— WHAT TO WORK ON —
Please output the items as a numbered list, leaving out blank lines, starting with the first line of the items and going on through the line with "slide-title: Chi siamo?".

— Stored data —
Start

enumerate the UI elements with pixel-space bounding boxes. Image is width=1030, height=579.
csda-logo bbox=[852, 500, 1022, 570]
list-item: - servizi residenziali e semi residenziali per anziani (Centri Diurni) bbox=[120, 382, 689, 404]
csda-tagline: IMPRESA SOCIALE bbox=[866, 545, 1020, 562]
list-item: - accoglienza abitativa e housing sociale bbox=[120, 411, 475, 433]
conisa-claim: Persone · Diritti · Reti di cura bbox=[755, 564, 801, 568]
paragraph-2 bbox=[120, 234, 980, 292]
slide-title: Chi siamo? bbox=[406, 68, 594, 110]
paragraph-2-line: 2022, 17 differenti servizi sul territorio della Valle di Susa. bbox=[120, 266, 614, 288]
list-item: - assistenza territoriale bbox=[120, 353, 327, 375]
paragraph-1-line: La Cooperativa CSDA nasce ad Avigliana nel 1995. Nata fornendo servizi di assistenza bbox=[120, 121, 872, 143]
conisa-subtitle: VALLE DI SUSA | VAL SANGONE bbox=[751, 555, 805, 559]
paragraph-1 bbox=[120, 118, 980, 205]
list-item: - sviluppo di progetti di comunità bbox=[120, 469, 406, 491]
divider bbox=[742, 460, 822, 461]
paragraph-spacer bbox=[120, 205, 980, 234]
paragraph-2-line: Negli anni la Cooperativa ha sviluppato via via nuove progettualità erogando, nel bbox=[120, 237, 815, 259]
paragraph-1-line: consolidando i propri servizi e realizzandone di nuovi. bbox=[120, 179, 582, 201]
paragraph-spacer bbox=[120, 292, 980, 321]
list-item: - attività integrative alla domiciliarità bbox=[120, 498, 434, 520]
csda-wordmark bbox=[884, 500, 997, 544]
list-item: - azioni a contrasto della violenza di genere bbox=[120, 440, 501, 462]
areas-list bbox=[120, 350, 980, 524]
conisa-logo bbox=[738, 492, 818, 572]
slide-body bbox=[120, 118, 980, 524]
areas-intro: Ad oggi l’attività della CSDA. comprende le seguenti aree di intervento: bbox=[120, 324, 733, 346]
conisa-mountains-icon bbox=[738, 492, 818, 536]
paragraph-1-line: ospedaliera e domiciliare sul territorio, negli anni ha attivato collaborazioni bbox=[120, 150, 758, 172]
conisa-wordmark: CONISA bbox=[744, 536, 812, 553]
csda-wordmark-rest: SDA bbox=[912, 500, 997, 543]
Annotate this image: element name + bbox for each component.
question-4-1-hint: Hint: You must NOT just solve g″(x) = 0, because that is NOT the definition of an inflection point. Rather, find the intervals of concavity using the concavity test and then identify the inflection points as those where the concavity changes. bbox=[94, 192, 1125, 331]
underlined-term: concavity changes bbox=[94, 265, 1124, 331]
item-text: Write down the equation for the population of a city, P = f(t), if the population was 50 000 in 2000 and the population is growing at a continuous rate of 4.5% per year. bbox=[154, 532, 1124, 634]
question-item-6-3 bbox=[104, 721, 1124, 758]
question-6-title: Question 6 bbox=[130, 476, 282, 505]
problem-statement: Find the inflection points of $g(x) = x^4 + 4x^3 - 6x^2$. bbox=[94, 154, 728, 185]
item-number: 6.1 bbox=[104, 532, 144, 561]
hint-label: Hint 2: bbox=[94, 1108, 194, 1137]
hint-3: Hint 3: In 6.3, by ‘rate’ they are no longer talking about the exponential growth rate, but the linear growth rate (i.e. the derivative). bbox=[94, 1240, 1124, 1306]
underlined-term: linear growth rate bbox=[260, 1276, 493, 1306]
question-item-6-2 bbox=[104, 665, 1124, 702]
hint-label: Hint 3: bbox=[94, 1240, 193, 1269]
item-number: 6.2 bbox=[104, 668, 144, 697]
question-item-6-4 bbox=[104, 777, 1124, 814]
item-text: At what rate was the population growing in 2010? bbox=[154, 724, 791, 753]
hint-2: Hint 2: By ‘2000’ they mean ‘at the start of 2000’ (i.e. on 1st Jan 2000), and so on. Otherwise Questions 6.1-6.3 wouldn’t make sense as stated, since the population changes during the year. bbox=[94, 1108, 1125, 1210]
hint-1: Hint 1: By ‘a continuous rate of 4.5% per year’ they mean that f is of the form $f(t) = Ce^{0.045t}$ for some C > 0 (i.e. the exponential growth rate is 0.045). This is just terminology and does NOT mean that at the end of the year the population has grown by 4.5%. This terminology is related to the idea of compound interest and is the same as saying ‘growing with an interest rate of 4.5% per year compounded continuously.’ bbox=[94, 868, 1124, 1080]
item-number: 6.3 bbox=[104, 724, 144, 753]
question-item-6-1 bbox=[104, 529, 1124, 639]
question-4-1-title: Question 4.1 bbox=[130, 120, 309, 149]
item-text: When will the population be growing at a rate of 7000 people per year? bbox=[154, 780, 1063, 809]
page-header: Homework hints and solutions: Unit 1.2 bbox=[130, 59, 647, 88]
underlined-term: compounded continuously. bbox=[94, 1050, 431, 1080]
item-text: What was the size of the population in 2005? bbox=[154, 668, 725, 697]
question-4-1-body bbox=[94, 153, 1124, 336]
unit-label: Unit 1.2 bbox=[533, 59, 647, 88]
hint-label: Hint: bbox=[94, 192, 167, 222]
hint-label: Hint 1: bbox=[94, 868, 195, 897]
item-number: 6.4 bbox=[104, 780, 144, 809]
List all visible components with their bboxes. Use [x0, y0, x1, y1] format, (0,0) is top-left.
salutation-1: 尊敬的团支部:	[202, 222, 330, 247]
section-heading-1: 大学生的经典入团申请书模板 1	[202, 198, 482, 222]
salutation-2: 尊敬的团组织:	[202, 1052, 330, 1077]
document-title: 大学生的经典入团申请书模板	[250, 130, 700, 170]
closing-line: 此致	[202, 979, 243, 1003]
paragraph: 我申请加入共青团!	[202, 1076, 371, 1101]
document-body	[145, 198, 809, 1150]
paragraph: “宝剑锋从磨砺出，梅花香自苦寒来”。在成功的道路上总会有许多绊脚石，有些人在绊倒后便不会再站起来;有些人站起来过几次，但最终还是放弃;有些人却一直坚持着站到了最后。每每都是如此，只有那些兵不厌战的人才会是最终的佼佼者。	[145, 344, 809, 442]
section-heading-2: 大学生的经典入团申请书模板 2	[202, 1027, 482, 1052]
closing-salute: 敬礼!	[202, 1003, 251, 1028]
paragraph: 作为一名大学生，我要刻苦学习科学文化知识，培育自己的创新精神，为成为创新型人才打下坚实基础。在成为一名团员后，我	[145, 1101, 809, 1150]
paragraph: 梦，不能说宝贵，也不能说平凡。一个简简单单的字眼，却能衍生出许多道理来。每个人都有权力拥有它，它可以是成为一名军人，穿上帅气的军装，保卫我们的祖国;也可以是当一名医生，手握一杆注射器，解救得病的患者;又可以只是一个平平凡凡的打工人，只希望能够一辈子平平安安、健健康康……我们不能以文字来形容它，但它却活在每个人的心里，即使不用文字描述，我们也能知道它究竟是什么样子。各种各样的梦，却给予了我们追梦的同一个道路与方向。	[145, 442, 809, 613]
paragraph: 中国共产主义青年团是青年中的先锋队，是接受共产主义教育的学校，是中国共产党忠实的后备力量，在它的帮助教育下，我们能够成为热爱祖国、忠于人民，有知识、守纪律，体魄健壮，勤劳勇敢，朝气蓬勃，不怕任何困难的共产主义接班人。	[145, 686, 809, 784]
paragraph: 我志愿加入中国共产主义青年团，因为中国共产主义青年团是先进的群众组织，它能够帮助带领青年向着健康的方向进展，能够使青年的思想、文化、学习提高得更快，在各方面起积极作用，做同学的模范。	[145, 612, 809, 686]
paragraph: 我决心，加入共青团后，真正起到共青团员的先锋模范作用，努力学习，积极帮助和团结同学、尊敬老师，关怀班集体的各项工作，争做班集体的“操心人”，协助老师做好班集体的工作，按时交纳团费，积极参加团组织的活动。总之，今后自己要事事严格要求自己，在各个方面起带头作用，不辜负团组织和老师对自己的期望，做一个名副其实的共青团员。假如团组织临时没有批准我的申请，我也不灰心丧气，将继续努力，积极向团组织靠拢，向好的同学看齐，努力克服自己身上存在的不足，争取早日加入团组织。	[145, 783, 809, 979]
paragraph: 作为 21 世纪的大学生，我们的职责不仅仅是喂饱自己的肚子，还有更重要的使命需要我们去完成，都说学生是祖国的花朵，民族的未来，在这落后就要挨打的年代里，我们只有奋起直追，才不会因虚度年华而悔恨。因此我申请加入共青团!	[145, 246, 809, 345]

End

— RESULT —
1. enumerate the UI elements with pixel-space bounding boxes. Image is width=1030, height=579.
2. csda-logo bbox=[852, 500, 1022, 570]
3. list-item: - servizi residenziali e semi residenziali per anziani (Centri Diurni) bbox=[120, 382, 689, 404]
4. csda-tagline: IMPRESA SOCIALE bbox=[866, 545, 1020, 562]
5. list-item: - accoglienza abitativa e housing sociale bbox=[120, 411, 475, 433]
6. conisa-claim: Persone · Diritti · Reti di cura bbox=[755, 564, 801, 568]
7. paragraph-2 bbox=[120, 234, 980, 292]
8. slide-title: Chi siamo? bbox=[406, 68, 594, 110]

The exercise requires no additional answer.